Problem requirements: Give the entries back exactly, dropping each image.

Material supplied:

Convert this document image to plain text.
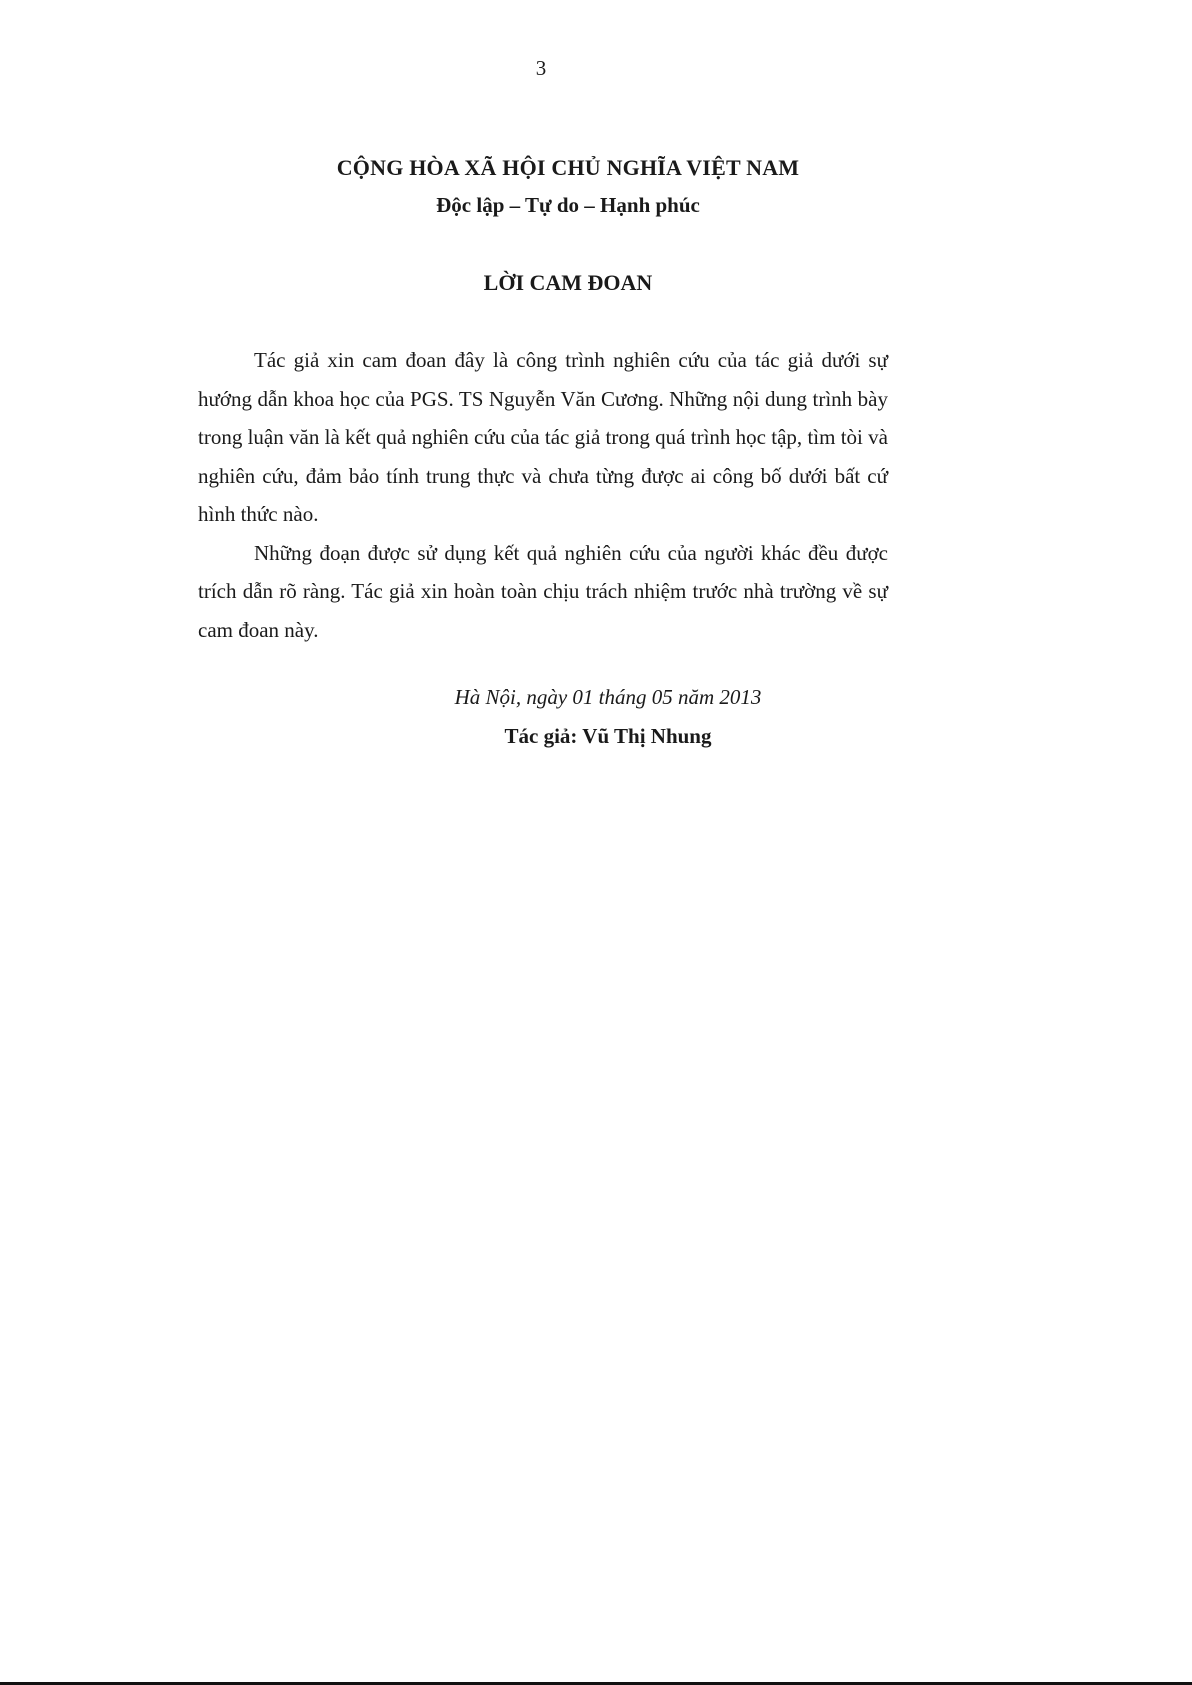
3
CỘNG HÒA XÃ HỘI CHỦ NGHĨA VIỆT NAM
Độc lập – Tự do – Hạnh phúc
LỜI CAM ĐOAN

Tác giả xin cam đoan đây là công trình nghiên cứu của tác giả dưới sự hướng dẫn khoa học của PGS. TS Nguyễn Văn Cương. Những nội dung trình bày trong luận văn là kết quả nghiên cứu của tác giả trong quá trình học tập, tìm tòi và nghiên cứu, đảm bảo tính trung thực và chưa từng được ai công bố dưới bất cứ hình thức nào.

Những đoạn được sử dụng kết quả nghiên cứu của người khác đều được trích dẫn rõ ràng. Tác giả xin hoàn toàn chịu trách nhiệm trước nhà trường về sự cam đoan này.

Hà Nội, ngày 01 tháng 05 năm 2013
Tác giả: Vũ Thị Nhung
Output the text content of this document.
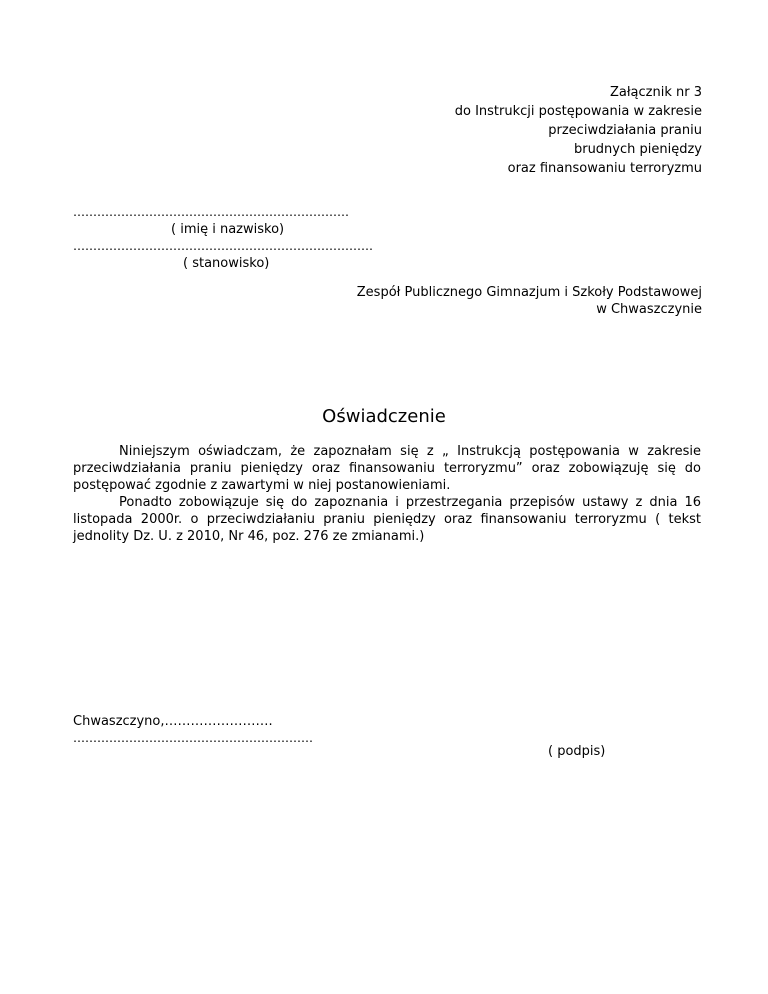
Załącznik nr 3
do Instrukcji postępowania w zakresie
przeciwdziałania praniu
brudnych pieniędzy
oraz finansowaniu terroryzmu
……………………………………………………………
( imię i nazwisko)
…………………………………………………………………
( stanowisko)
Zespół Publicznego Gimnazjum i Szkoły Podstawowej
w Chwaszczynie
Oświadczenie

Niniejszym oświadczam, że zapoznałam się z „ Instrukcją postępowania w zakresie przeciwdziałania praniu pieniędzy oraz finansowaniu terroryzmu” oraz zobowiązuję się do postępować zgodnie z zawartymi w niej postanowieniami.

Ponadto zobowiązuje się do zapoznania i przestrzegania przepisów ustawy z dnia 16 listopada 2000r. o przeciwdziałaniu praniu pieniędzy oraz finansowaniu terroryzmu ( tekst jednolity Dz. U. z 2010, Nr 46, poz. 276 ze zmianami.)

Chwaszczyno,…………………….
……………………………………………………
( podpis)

Exercise result:
Convert this document image to plain text.
3
CỘNG HÒA XÃ HỘI CHỦ NGHĨA VIỆT NAM
Độc lập – Tự do – Hạnh phúc
LỜI CAM ĐOAN

Tác giả xin cam đoan đây là công trình nghiên cứu của tác giả dưới sự hướng dẫn khoa học của PGS. TS Nguyễn Văn Cương. Những nội dung trình bày trong luận văn là kết quả nghiên cứu của tác giả trong quá trình học tập, tìm tòi và nghiên cứu, đảm bảo tính trung thực và chưa từng được ai công bố dưới bất cứ hình thức nào.

Những đoạn được sử dụng kết quả nghiên cứu của người khác đều được trích dẫn rõ ràng. Tác giả xin hoàn toàn chịu trách nhiệm trước nhà trường về sự cam đoan này.

Hà Nội, ngày 01 tháng 05 năm 2013
Tác giả: Vũ Thị Nhung
Output the text content of this document.
Załącznik nr 3
do Instrukcji postępowania w zakresie
przeciwdziałania praniu
brudnych pieniędzy
oraz finansowaniu terroryzmu
……………………………………………………………
( imię i nazwisko)
…………………………………………………………………
( stanowisko)
Zespół Publicznego Gimnazjum i Szkoły Podstawowej
w Chwaszczynie
Oświadczenie

Niniejszym oświadczam, że zapoznałam się z „ Instrukcją postępowania w zakresie przeciwdziałania praniu pieniędzy oraz finansowaniu terroryzmu” oraz zobowiązuję się do postępować zgodnie z zawartymi w niej postanowieniami.

Ponadto zobowiązuje się do zapoznania i przestrzegania przepisów ustawy z dnia 16 listopada 2000r. o przeciwdziałaniu praniu pieniędzy oraz finansowaniu terroryzmu ( tekst jednolity Dz. U. z 2010, Nr 46, poz. 276 ze zmianami.)

Chwaszczyno,…………………….
……………………………………………………
( podpis)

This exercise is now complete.